* _WHAT TO WORK ON_
Set down each entry exactly as given; pictures should not appear in the copy.
-- Start of RECORD EXTRACTS --
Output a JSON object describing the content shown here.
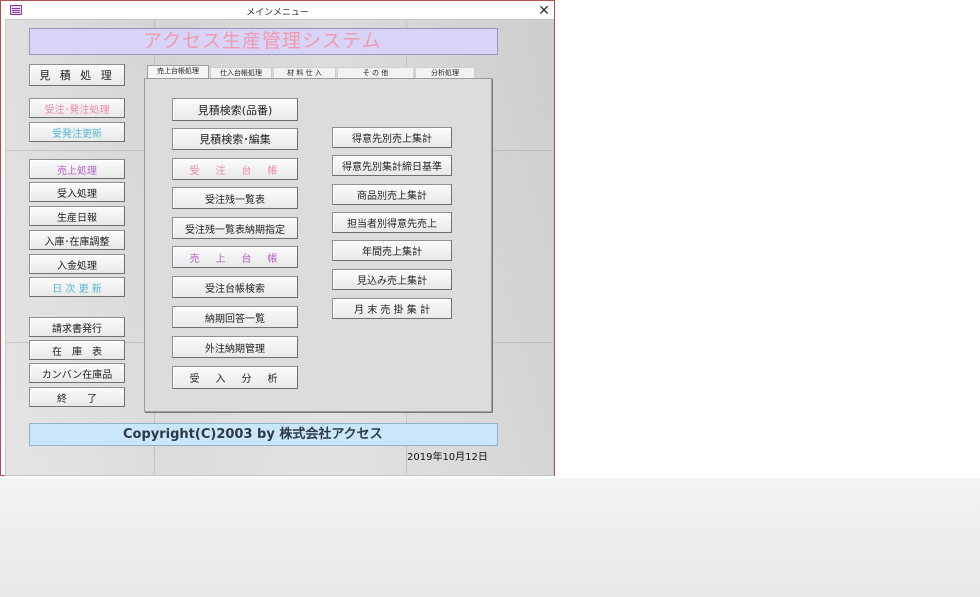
{
  "window": {
    "title": "メインメニュー",
    "close_symbol": "✕"
  },
  "header": {
    "title": "アクセス生産管理システム"
  },
  "left_menu": {
    "estimate": "見 積 処 理",
    "order_issue": "受注･発注処理",
    "order_update": "受発注更新",
    "sales": "売上処理",
    "receiving": "受入処理",
    "production_daily": "生産日報",
    "stock_adjust": "入庫･在庫調整",
    "payment": "入金処理",
    "daily_update": "日 次 更 新",
    "invoice": "請求書発行",
    "inventory": "在　庫　表",
    "kanban": "カンバン在庫品",
    "exit": "終　　了"
  },
  "tabs": [
    "売上台帳処理",
    "仕入台帳処理",
    "材 料 仕 入",
    "そ の 他",
    "分析処理"
  ],
  "panel_left": {
    "estimate_search_part": "見積検索(品番)",
    "estimate_search_edit": "見積検索･編集",
    "order_ledger": "受　注　台　帳",
    "order_backlog": "受注残一覧表",
    "order_backlog_due": "受注残一覧表納期指定",
    "sales_ledger": "売　上　台　帳",
    "order_ledger_search": "受注台帳検索",
    "due_reply_list": "納期回答一覧",
    "outsource_due": "外注納期管理",
    "receipt_analysis": "受　入　分　析"
  },
  "panel_right": {
    "sales_by_customer": "得意先別売上集計",
    "customer_closing": "得意先別集計締日基準",
    "sales_by_product": "商品別売上集計",
    "sales_by_staff": "担当者別得意先売上",
    "annual_sales": "年間売上集計",
    "forecast_sales": "見込み売上集計",
    "month_end": "月 末 売 掛 集 計"
  },
  "footer": {
    "copyright": "Copyright(C)2003 by 株式会社アクセス",
    "date": "2019年10月12日"
  },
  "colors": {
    "banner_bg": "#d7d4f8",
    "banner_text": "#f29aae",
    "footer_bg": "#c9e6fb",
    "pink_text": "#ee88a6",
    "cyan_text": "#55b8d8",
    "violet_text": "#b25fc4",
    "window_border": "#b05050"
  },
  "icons": {
    "app": "form-icon",
    "close": "close-icon"
  }
}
-- End of RECORD EXTRACTS --
* _TASK RESULT_
Output a JSON object describing the content shown here.
{
  "window": {
    "title": "メインメニュー",
    "close_symbol": "✕"
  },
  "header": {
    "title": "アクセス生産管理システム"
  },
  "left_menu": {
    "estimate": "見 積 処 理",
    "order_issue": "受注･発注処理",
    "order_update": "受発注更新",
    "sales": "売上処理",
    "receiving": "受入処理",
    "production_daily": "生産日報",
    "stock_adjust": "入庫･在庫調整",
    "payment": "入金処理",
    "daily_update": "日 次 更 新",
    "invoice": "請求書発行",
    "inventory": "在　庫　表",
    "kanban": "カンバン在庫品",
    "exit": "終　　了"
  },
  "tabs": [
    "売上台帳処理",
    "仕入台帳処理",
    "材 料 仕 入",
    "そ の 他",
    "分析処理"
  ],
  "panel_left": {
    "estimate_search_part": "見積検索(品番)",
    "estimate_search_edit": "見積検索･編集",
    "order_ledger": "受　注　台　帳",
    "order_backlog": "受注残一覧表",
    "order_backlog_due": "受注残一覧表納期指定",
    "sales_ledger": "売　上　台　帳",
    "order_ledger_search": "受注台帳検索",
    "due_reply_list": "納期回答一覧",
    "outsource_due": "外注納期管理",
    "receipt_analysis": "受　入　分　析"
  },
  "panel_right": {
    "sales_by_customer": "得意先別売上集計",
    "customer_closing": "得意先別集計締日基準",
    "sales_by_product": "商品別売上集計",
    "sales_by_staff": "担当者別得意先売上",
    "annual_sales": "年間売上集計",
    "forecast_sales": "見込み売上集計",
    "month_end": "月 末 売 掛 集 計"
  },
  "footer": {
    "copyright": "Copyright(C)2003 by 株式会社アクセス",
    "date": "2019年10月12日"
  },
  "colors": {
    "banner_bg": "#d7d4f8",
    "banner_text": "#f29aae",
    "footer_bg": "#c9e6fb",
    "pink_text": "#ee88a6",
    "cyan_text": "#55b8d8",
    "violet_text": "#b25fc4",
    "window_border": "#b05050"
  },
  "icons": {
    "app": "form-icon",
    "close": "close-icon"
  }
}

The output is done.